- _Task description_
Your task is to repeat all of the data exactly while excluding the pictures.

- _Source records_

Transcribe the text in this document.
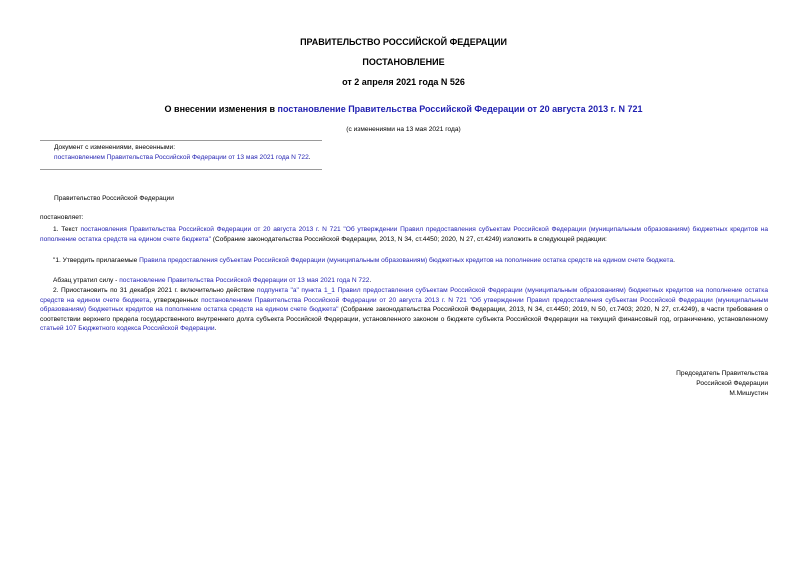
ПРАВИТЕЛЬСТВО РОССИЙСКОЙ ФЕДЕРАЦИИ
ПОСТАНОВЛЕНИЕ
от 2 апреля 2021 года N 526
О внесении изменения в постановление Правительства Российской Федерации от 20 августа 2013 г. N 721
(с изменениями на 13 мая 2021 года)
Документ с изменениями, внесенными:
постановлением Правительства Российской Федерации от 13 мая 2021 года N 722.
Правительство Российской Федерации
постановляет:
1. Текст постановления Правительства Российской Федерации от 20 августа 2013 г. N 721 "Об утверждении Правил предоставления субъектам Российской Федерации (муниципальным образованиям) бюджетных кредитов на пополнение остатка средств на едином счете бюджета" (Собрание законодательства Российской Федерации, 2013, N 34, ст.4450; 2020, N 27, ст.4249) изложить в следующей редакции:
"1. Утвердить прилагаемые Правила предоставления субъектам Российской Федерации (муниципальным образованиям) бюджетных кредитов на пополнение остатка средств на едином счете бюджета.
Абзац утратил силу - постановление Правительства Российской Федерации от 13 мая 2021 года N 722.
2. Приостановить по 31 декабря 2021 г. включительно действие подпункта "а" пункта 1_1 Правил предоставления субъектам Российской Федерации (муниципальным образованиям) бюджетных кредитов на пополнение остатка средств на едином счете бюджета, утвержденных постановлением Правительства Российской Федерации от 20 августа 2013 г. N 721 "Об утверждении Правил предоставления субъектам Российской Федерации (муниципальным образованиям) бюджетных кредитов на пополнение остатка средств на едином счете бюджета" (Собрание законодательства Российской Федерации, 2013, N 34, ст.4450; 2019, N 50, ст.7403; 2020, N 27, ст.4249), в части требования о соответствии верхнего предела государственного внутреннего долга субъекта Российской Федерации, установленного законом о бюджете субъекта Российской Федерации на текущий финансовый год, ограничению, установленному статьей 107 Бюджетного кодекса Российской Федерации.
Председатель Правительства
Российской Федерации
М.Мишустин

- _Solution below_
Transcribe the text in this document.
ПРАВИТЕЛЬСТВО РОССИЙСКОЙ ФЕДЕРАЦИИ
ПОСТАНОВЛЕНИЕ
от 2 апреля 2021 года N 526
О внесении изменения в постановление Правительства Российской Федерации от 20 августа 2013 г. N 721
(с изменениями на 13 мая 2021 года)
Документ с изменениями, внесенными:
постановлением Правительства Российской Федерации от 13 мая 2021 года N 722.
Правительство Российской Федерации
постановляет:
1. Текст постановления Правительства Российской Федерации от 20 августа 2013 г. N 721 "Об утверждении Правил предоставления субъектам Российской Федерации (муниципальным образованиям) бюджетных кредитов на пополнение остатка средств на едином счете бюджета" (Собрание законодательства Российской Федерации, 2013, N 34, ст.4450; 2020, N 27, ст.4249) изложить в следующей редакции:
"1. Утвердить прилагаемые Правила предоставления субъектам Российской Федерации (муниципальным образованиям) бюджетных кредитов на пополнение остатка средств на едином счете бюджета.
Абзац утратил силу - постановление Правительства Российской Федерации от 13 мая 2021 года N 722.
2. Приостановить по 31 декабря 2021 г. включительно действие подпункта "а" пункта 1_1 Правил предоставления субъектам Российской Федерации (муниципальным образованиям) бюджетных кредитов на пополнение остатка средств на едином счете бюджета, утвержденных постановлением Правительства Российской Федерации от 20 августа 2013 г. N 721 "Об утверждении Правил предоставления субъектам Российской Федерации (муниципальным образованиям) бюджетных кредитов на пополнение остатка средств на едином счете бюджета" (Собрание законодательства Российской Федерации, 2013, N 34, ст.4450; 2019, N 50, ст.7403; 2020, N 27, ст.4249), в части требования о соответствии верхнего предела государственного внутреннего долга субъекта Российской Федерации, установленного законом о бюджете субъекта Российской Федерации на текущий финансовый год, ограничению, установленному статьей 107 Бюджетного кодекса Российской Федерации.
Председатель Правительства
Российской Федерации
М.Мишустин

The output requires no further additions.